Data lines =
>>>

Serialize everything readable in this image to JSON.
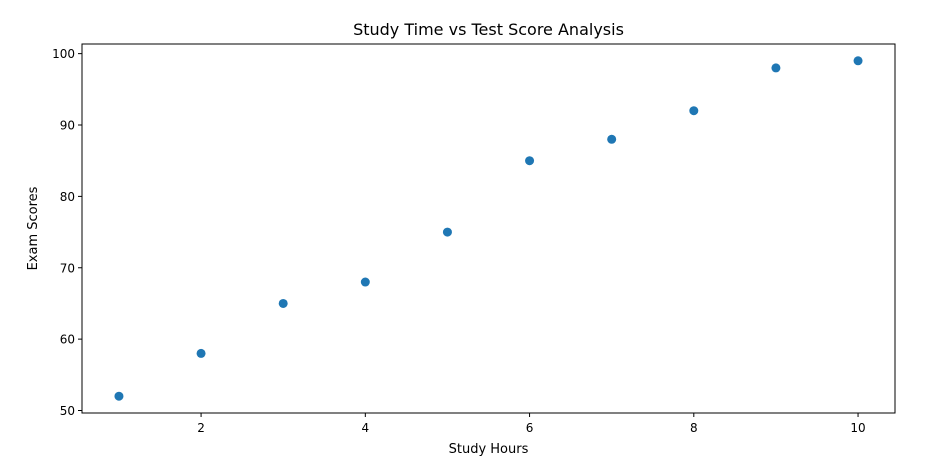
{
  "chart_data": {
    "type": "scatter",
    "title": "Study Time vs Test Score Analysis",
    "xlabel": "Study Hours",
    "ylabel": "Exam Scores",
    "x": [
      1,
      2,
      3,
      4,
      5,
      6,
      7,
      8,
      9,
      10
    ],
    "y": [
      52,
      58,
      65,
      68,
      75,
      85,
      88,
      92,
      98,
      99
    ],
    "xticks": [
      2,
      4,
      6,
      8,
      10
    ],
    "yticks": [
      50,
      60,
      70,
      80,
      90,
      100
    ],
    "xlim": [
      0.55,
      10.45
    ],
    "ylim": [
      49.65,
      101.35
    ],
    "grid": false,
    "legend": null,
    "marker_color": "#1f77b4"
  }
}
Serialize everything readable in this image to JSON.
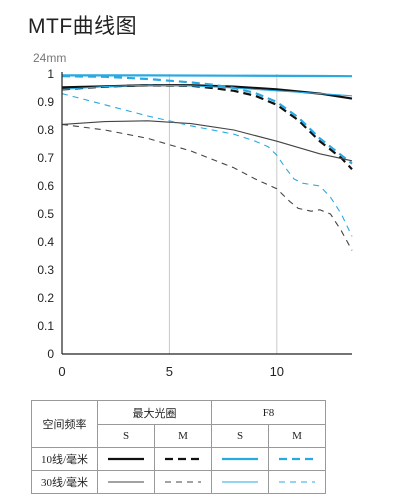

<<<

Job = What comes back should match the records exactly, minus any pictures.

Answer to the problem =
Serialize everything readable in this image to JSON.
{
  "chart_data": {
    "type": "scatter",
    "title": "Study Time vs Test Score Analysis",
    "xlabel": "Study Hours",
    "ylabel": "Exam Scores",
    "x": [
      1,
      2,
      3,
      4,
      5,
      6,
      7,
      8,
      9,
      10
    ],
    "y": [
      52,
      58,
      65,
      68,
      75,
      85,
      88,
      92,
      98,
      99
    ],
    "xticks": [
      2,
      4,
      6,
      8,
      10
    ],
    "yticks": [
      50,
      60,
      70,
      80,
      90,
      100
    ],
    "xlim": [
      0.55,
      10.45
    ],
    "ylim": [
      49.65,
      101.35
    ],
    "grid": false,
    "legend": null,
    "marker_color": "#1f77b4"
  }
}
Serialize everything readable in this image to JSON.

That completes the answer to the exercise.